AIM OF THE EXERCISE
Rewrite the rows from the line with "Detect and localize" up to and including the line with "publish-checkbox[interactable] (874, 58, 886, 70)", replacing "White Corner Building.jpg" with "Gray Tower.jpg" and leaving everything else unchanged.

SUPPLIED RECORDS
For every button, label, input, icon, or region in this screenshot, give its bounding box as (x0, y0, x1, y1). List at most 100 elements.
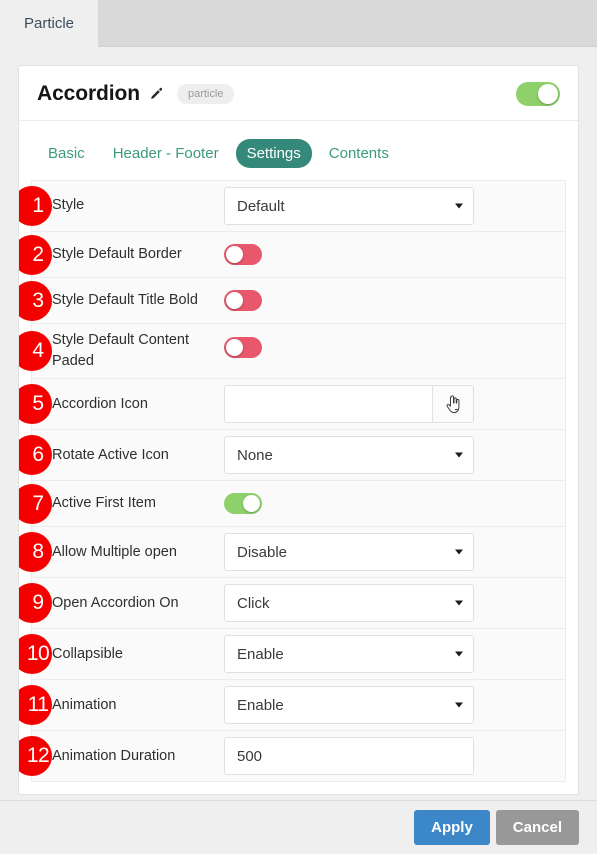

--

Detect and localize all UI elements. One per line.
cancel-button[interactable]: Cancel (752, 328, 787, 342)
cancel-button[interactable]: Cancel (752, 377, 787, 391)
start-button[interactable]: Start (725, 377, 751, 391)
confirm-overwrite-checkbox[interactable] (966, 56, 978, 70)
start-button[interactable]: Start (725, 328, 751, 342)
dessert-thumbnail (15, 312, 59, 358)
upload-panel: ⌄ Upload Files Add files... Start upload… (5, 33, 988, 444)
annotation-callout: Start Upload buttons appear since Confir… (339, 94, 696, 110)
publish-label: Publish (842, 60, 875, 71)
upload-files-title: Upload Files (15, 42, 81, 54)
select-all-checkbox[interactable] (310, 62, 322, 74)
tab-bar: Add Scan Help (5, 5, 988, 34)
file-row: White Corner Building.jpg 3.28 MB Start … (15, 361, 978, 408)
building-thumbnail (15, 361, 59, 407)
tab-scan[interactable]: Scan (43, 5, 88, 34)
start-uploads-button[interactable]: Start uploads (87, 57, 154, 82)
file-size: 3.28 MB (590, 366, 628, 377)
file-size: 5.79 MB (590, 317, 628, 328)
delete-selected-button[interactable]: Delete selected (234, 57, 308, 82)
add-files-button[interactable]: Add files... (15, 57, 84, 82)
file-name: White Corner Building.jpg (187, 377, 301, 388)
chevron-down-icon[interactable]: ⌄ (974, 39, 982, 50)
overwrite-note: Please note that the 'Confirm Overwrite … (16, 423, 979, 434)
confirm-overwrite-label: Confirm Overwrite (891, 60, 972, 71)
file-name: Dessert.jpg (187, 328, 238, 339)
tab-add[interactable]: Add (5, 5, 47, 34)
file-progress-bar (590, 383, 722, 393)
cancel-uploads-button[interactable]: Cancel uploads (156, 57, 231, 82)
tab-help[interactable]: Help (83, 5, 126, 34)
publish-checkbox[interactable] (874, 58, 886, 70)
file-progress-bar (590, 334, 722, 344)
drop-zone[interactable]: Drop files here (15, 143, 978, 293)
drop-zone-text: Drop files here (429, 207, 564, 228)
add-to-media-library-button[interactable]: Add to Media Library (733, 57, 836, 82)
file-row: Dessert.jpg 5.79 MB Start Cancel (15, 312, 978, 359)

FULL RESPONSE
Detect and localize all UI elements. One per line.
cancel-button[interactable]: Cancel (752, 328, 787, 342)
cancel-button[interactable]: Cancel (752, 377, 787, 391)
start-button[interactable]: Start (725, 377, 751, 391)
confirm-overwrite-checkbox[interactable] (966, 56, 978, 70)
start-button[interactable]: Start (725, 328, 751, 342)
dessert-thumbnail (15, 312, 59, 358)
upload-panel: ⌄ Upload Files Add files... Start upload… (5, 33, 988, 444)
annotation-callout: Start Upload buttons appear since Confir… (339, 94, 696, 110)
publish-label: Publish (842, 60, 875, 71)
upload-files-title: Upload Files (15, 42, 81, 54)
select-all-checkbox[interactable] (310, 62, 322, 74)
tab-bar: Add Scan Help (5, 5, 988, 34)
file-row: Gray Tower.jpg 3.28 MB Start … (15, 361, 978, 408)
building-thumbnail (15, 361, 59, 407)
tab-scan[interactable]: Scan (43, 5, 88, 34)
start-uploads-button[interactable]: Start uploads (87, 57, 154, 82)
file-size: 3.28 MB (590, 366, 628, 377)
file-size: 5.79 MB (590, 317, 628, 328)
delete-selected-button[interactable]: Delete selected (234, 57, 308, 82)
add-files-button[interactable]: Add files... (15, 57, 84, 82)
file-name: Gray Tower.jpg (187, 377, 301, 388)
chevron-down-icon[interactable]: ⌄ (974, 39, 982, 50)
overwrite-note: Please note that the 'Confirm Overwrite … (16, 423, 979, 434)
confirm-overwrite-label: Confirm Overwrite (891, 60, 972, 71)
file-name: Dessert.jpg (187, 328, 238, 339)
tab-add[interactable]: Add (5, 5, 47, 34)
file-progress-bar (590, 383, 722, 393)
cancel-uploads-button[interactable]: Cancel uploads (156, 57, 231, 82)
tab-help[interactable]: Help (83, 5, 126, 34)
publish-checkbox[interactable] (874, 58, 886, 70)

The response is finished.